___ SUPPLIED DATA

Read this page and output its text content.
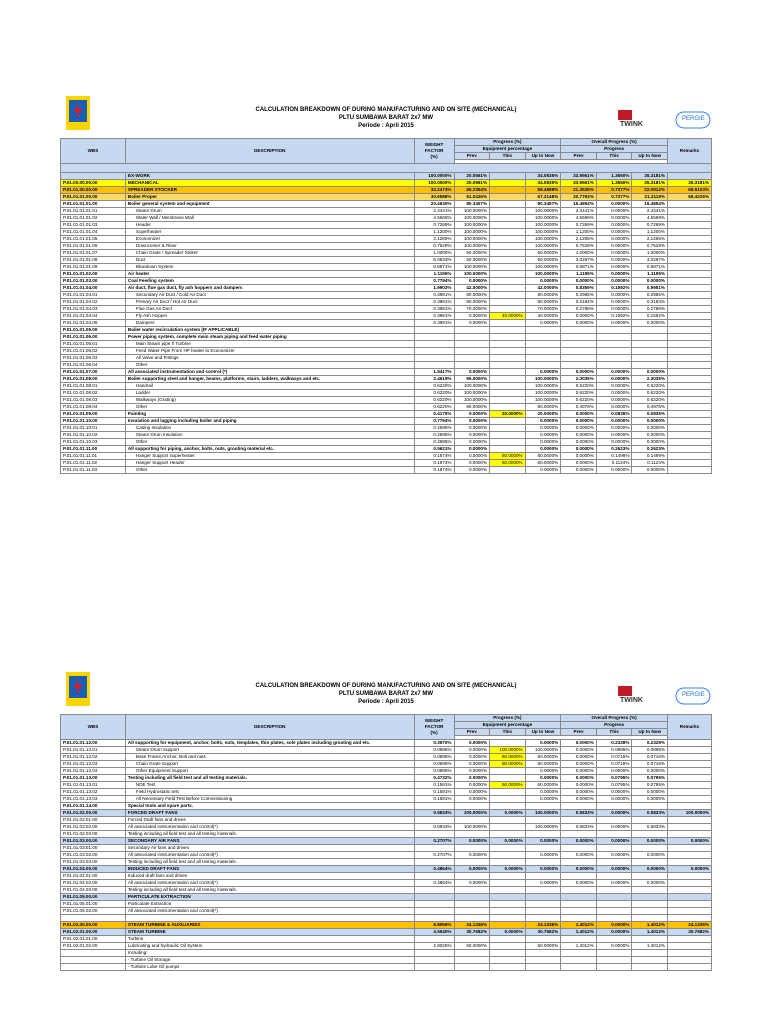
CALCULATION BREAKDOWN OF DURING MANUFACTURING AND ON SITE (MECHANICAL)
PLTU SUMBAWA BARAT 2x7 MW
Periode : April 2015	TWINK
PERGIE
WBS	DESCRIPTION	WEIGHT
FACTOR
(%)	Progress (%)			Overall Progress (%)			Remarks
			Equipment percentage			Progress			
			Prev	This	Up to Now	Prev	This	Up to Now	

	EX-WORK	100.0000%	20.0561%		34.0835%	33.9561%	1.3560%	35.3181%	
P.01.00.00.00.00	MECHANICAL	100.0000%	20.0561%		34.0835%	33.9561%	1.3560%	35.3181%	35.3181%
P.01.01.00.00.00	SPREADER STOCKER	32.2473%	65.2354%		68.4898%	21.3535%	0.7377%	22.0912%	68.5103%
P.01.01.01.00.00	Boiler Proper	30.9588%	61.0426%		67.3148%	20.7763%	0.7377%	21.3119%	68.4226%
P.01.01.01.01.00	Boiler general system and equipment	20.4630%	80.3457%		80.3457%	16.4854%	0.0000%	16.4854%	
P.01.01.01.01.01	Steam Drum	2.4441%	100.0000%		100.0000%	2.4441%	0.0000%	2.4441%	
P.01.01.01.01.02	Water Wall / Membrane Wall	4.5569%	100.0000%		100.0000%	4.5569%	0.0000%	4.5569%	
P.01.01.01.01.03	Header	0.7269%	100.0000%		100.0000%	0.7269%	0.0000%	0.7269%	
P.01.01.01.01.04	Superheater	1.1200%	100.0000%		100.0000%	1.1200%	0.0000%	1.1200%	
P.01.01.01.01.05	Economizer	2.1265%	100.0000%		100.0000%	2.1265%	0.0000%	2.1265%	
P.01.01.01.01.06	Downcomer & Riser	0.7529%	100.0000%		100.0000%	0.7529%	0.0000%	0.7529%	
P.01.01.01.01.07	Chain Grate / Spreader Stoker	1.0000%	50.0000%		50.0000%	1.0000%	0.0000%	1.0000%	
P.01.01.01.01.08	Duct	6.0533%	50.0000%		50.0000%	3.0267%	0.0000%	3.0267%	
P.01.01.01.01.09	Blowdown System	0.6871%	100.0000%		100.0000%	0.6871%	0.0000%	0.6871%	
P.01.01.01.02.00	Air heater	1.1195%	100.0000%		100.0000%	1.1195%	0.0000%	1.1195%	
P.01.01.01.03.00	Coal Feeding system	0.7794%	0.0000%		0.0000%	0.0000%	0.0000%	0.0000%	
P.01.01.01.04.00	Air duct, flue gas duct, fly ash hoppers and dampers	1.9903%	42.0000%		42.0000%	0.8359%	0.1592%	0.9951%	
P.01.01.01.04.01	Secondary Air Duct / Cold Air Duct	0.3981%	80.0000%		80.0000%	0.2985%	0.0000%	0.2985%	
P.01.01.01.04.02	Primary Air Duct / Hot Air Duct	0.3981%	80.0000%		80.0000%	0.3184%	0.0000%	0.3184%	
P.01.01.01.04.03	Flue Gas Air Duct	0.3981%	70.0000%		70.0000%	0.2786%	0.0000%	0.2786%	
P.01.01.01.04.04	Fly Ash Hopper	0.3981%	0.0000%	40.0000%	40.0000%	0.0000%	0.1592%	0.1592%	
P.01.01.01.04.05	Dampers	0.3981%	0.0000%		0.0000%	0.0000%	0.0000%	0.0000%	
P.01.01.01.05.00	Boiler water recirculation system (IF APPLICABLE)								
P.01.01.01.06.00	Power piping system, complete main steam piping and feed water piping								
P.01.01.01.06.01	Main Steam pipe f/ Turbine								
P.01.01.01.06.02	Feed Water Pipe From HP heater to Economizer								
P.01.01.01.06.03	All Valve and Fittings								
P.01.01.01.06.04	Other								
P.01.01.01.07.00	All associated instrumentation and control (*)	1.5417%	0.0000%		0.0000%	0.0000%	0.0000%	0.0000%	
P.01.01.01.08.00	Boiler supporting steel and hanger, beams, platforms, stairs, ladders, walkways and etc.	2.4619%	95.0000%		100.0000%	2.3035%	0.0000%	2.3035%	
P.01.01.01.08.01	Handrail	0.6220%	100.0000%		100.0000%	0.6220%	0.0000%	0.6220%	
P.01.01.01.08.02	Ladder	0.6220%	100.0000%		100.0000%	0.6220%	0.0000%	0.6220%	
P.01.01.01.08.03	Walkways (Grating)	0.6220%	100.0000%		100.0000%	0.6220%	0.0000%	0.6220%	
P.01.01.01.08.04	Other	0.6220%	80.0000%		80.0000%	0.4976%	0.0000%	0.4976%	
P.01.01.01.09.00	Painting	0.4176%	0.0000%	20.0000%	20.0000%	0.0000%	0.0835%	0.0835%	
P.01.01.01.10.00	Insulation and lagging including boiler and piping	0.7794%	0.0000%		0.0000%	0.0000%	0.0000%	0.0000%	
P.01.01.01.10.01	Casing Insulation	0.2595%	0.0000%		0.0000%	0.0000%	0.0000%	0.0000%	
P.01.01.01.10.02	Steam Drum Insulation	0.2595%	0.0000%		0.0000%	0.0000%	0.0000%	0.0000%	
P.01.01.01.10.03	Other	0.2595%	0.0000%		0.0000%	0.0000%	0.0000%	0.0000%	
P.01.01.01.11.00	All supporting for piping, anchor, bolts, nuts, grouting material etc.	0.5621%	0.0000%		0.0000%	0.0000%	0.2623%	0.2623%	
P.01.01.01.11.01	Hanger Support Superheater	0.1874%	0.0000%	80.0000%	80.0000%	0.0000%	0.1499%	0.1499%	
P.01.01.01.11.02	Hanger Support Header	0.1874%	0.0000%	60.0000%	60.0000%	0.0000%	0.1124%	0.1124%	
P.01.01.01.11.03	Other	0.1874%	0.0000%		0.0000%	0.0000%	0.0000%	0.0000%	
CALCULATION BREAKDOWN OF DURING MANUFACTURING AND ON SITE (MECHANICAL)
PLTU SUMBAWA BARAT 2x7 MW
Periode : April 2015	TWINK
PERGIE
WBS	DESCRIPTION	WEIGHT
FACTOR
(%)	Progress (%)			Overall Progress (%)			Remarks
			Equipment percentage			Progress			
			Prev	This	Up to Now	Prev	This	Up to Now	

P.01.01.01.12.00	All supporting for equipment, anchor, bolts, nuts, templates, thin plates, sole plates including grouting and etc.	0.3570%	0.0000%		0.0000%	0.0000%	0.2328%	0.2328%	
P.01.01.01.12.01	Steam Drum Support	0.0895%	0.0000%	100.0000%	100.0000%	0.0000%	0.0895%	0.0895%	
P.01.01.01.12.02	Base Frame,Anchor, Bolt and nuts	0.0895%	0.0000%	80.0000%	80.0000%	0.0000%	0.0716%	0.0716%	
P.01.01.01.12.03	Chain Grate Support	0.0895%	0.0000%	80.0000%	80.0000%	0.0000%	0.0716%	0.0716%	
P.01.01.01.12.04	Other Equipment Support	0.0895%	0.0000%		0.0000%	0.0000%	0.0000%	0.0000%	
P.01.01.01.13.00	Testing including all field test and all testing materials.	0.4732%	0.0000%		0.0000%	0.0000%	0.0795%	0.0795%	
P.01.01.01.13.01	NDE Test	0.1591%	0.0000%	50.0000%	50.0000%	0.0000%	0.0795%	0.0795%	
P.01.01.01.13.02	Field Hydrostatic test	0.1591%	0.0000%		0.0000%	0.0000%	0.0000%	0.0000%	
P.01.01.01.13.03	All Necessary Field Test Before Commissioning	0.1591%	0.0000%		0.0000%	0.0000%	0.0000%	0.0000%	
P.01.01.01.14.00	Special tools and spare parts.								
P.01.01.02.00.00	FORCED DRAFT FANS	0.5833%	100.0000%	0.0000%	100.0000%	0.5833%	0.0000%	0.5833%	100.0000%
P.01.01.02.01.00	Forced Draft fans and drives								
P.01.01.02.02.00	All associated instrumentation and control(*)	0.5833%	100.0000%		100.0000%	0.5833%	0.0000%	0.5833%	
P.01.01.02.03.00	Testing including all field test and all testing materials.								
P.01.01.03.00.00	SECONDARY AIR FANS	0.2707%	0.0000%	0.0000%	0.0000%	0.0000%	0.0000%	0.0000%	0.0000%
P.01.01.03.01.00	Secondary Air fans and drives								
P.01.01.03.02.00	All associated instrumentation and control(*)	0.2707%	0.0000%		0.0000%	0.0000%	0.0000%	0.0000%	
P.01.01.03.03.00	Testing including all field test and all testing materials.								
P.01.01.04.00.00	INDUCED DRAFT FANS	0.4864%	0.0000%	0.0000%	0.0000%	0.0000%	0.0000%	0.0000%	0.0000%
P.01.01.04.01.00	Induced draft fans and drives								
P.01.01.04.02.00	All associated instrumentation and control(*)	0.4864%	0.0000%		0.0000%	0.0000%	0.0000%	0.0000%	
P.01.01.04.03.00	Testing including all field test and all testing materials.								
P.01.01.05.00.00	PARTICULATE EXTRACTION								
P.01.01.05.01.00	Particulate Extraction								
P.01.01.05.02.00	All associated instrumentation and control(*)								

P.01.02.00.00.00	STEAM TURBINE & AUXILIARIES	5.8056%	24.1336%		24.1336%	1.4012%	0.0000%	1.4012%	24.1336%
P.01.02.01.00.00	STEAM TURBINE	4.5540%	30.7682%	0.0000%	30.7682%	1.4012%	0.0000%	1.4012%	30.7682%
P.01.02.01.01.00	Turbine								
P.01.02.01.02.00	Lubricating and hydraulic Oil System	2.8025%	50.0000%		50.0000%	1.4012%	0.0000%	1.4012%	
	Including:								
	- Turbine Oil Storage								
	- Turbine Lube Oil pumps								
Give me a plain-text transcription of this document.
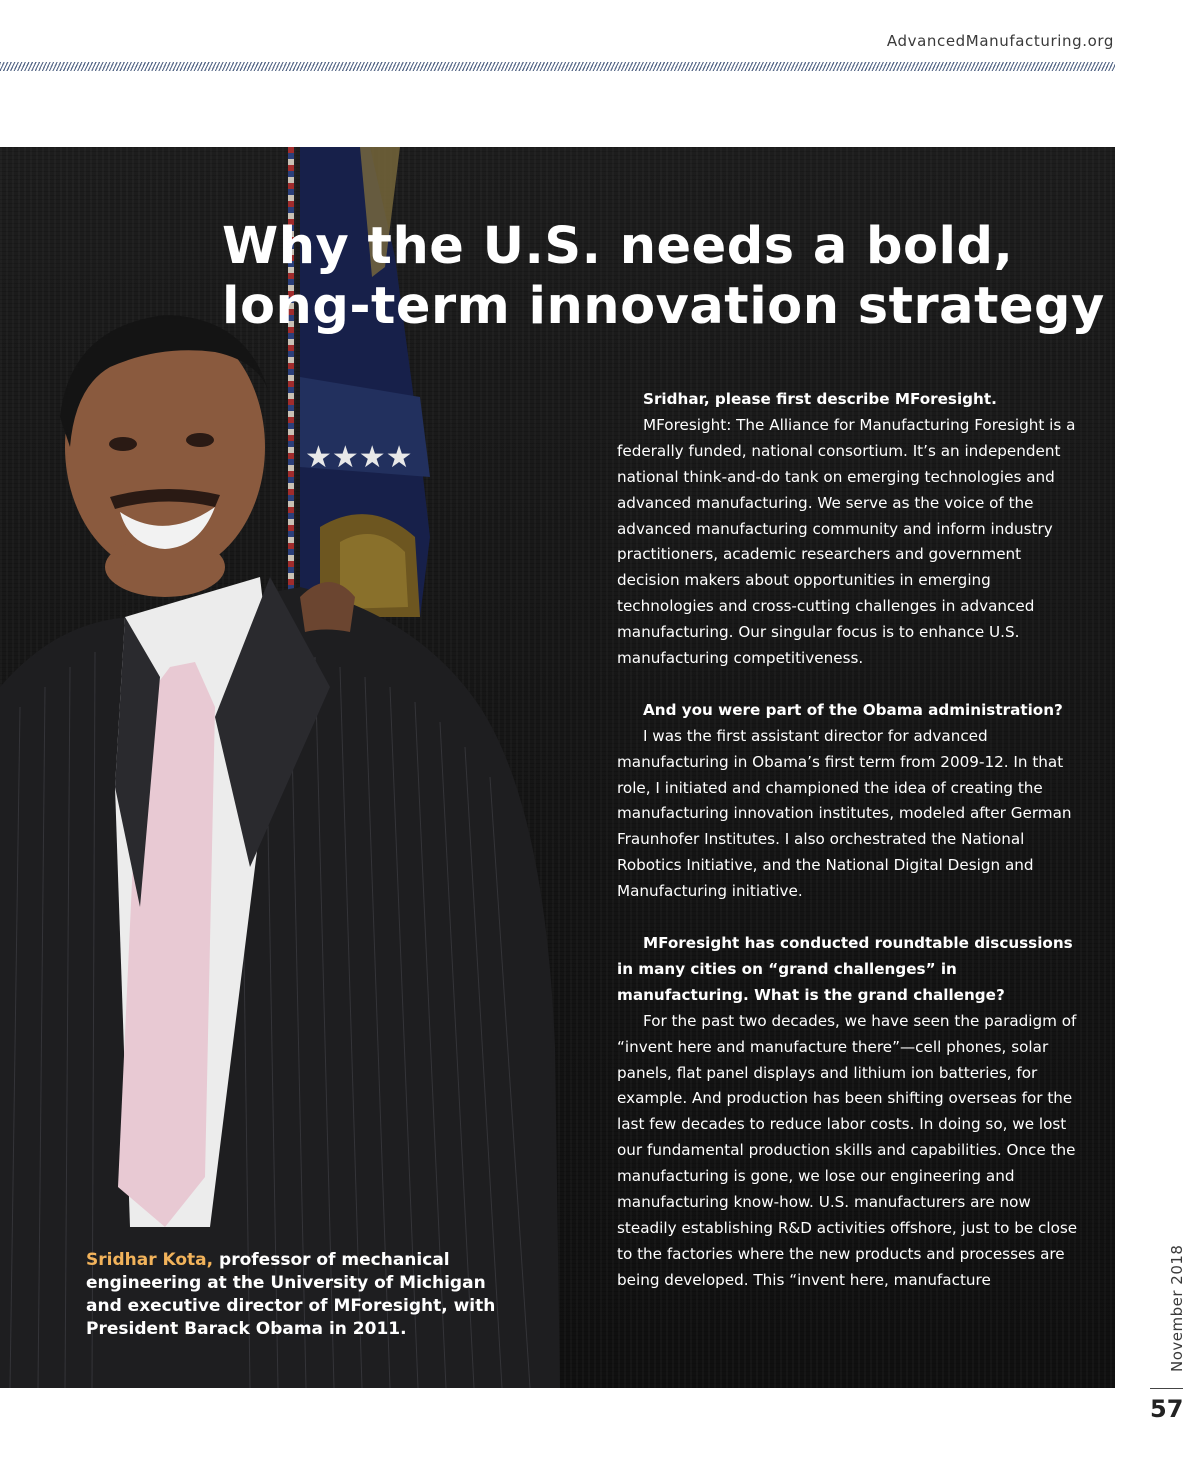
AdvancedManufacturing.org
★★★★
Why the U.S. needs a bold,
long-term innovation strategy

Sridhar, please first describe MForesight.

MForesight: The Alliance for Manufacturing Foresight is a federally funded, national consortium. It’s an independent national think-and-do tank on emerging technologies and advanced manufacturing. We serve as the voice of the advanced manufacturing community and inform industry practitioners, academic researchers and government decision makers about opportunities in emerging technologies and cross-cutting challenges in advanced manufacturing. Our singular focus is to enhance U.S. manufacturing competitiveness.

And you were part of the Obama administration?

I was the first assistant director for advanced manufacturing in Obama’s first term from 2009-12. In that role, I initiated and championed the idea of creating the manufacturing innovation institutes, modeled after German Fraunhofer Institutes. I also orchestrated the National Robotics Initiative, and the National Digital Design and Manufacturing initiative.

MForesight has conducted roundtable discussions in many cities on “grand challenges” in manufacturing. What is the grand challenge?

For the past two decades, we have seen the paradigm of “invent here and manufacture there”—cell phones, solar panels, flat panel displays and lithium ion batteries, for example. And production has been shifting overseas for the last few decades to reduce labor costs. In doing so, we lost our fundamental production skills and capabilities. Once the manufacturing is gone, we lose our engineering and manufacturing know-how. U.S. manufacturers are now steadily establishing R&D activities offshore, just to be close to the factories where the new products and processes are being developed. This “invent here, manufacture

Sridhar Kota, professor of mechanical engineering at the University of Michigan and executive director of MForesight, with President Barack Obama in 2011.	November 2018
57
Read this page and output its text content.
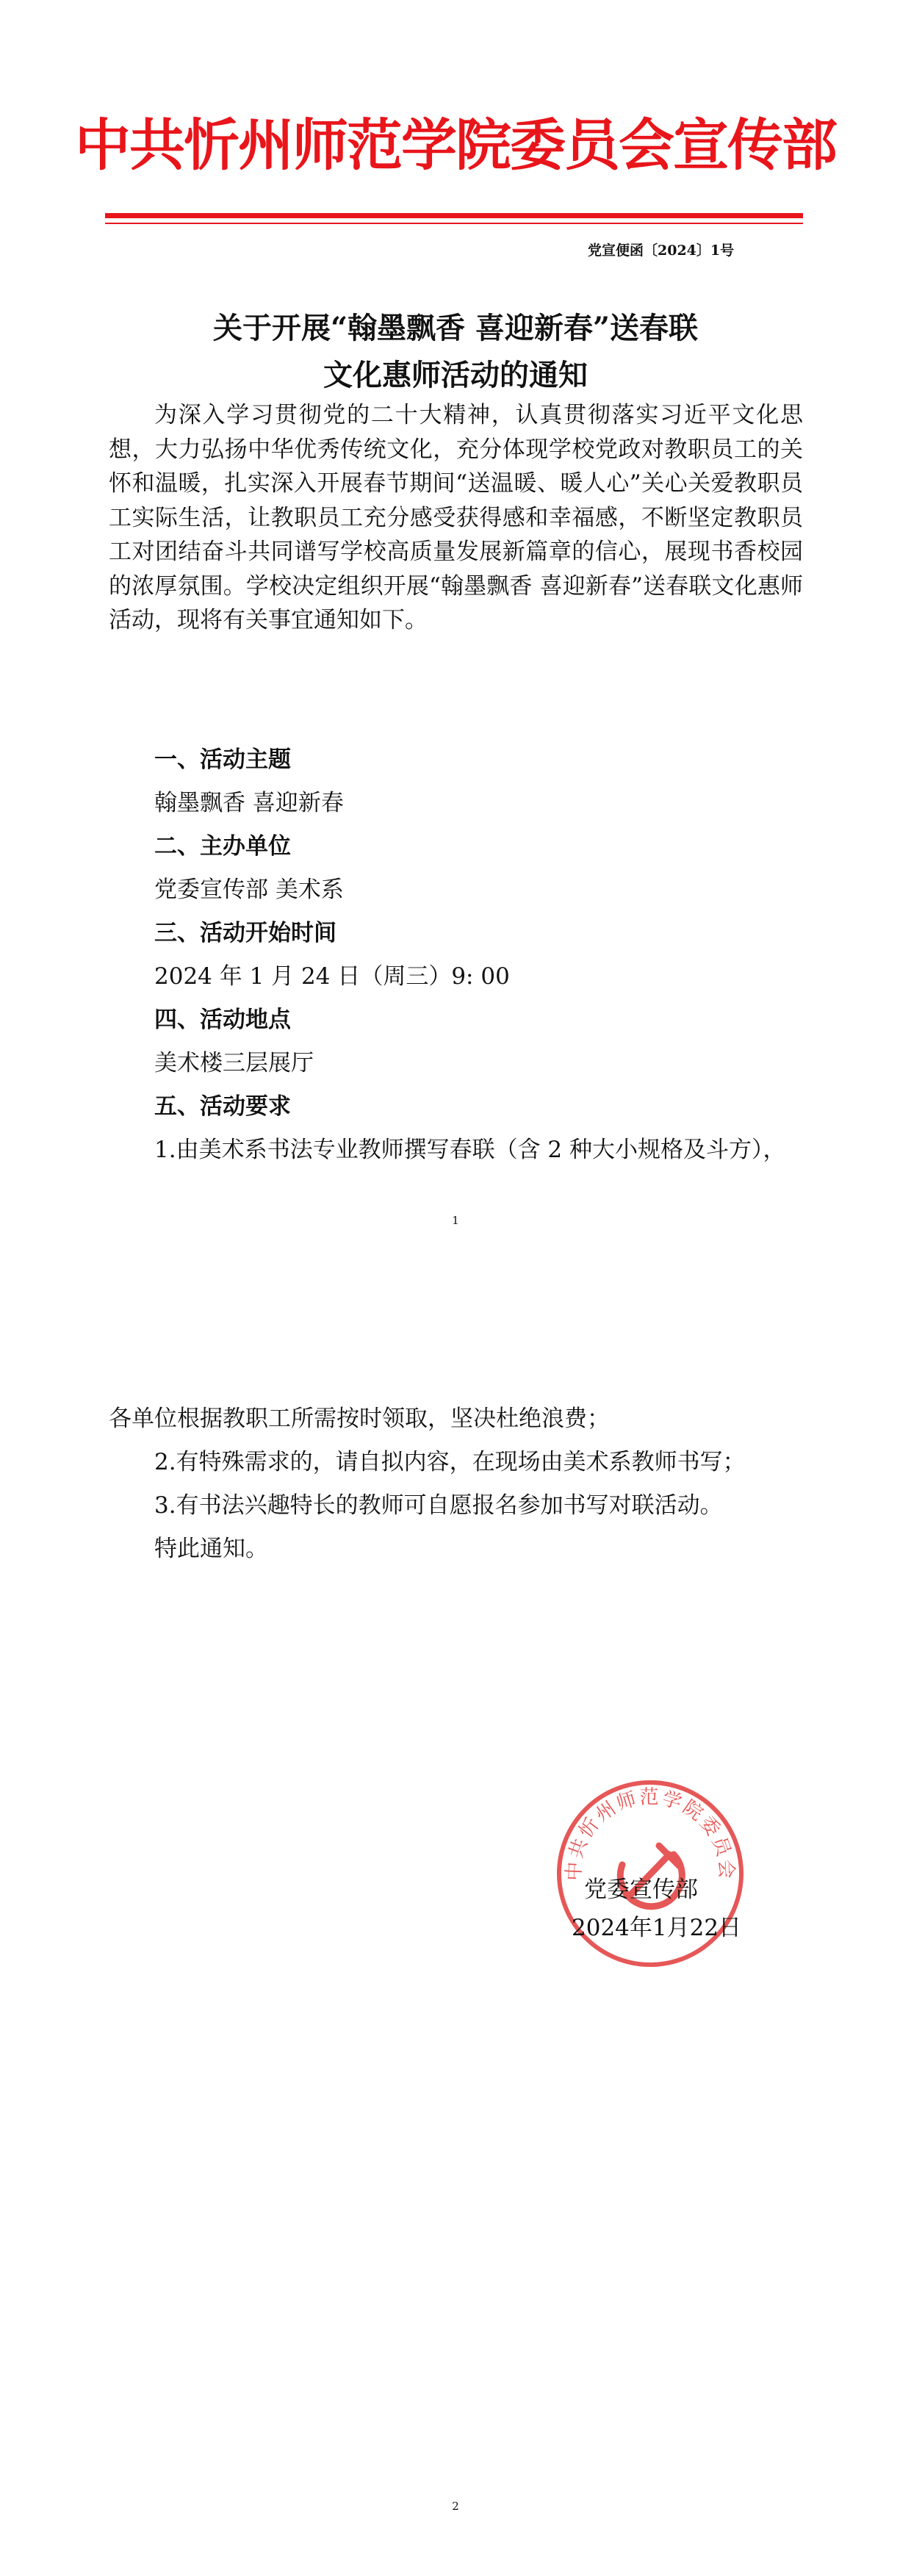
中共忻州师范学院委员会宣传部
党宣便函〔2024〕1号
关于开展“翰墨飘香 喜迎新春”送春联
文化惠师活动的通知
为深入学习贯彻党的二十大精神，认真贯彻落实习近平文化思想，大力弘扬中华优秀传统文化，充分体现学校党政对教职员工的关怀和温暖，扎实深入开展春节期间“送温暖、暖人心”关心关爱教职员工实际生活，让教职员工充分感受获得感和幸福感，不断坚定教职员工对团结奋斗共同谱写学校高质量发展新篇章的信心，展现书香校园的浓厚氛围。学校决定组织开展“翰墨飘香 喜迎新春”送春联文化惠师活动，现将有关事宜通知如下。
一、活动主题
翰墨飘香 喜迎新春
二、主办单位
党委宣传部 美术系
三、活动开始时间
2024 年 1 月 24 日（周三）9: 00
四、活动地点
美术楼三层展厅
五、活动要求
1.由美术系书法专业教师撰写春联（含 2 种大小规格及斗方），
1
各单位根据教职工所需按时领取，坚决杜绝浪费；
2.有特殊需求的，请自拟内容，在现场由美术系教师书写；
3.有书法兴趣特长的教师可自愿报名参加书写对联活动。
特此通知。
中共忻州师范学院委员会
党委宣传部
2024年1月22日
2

______

* WHAT THE EXERCISE ASKS: Locate all lines holding the word "Superheater", then copy them out.

* EXPECTED ANSWER:
P.01.01.01.01.04	Superheater	1.1200%	100.0000%		100.0000%	1.1200%	0.0000%	1.1200%	
P.01.01.01.11.01	Hanger Support Superheater	0.1874%	0.0000%	80.0000%	80.0000%	0.0000%	0.1499%	0.1499%	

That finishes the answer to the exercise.